◆ **DATASET ENTRIES**:
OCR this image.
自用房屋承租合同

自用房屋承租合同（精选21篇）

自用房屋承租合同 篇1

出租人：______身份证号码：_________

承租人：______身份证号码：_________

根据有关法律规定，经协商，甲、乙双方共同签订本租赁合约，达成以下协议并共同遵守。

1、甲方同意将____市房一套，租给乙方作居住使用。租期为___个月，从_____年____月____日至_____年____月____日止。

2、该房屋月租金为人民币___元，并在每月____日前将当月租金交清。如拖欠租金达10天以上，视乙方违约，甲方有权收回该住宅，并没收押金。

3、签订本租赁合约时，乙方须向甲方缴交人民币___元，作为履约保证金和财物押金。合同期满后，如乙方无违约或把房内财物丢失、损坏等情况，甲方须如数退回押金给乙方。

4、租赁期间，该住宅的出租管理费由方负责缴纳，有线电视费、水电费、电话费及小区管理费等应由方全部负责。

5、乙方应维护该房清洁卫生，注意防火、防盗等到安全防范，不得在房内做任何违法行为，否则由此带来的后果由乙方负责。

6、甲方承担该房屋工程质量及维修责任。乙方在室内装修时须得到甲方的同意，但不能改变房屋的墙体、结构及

◆ **YOUR TASK**: Show all lines from the listing above in which "自用房屋承租合同" appears.

◆ **TASK RESULT**:
自用房屋承租合同
自用房屋承租合同（精选21篇）
自用房屋承租合同 篇1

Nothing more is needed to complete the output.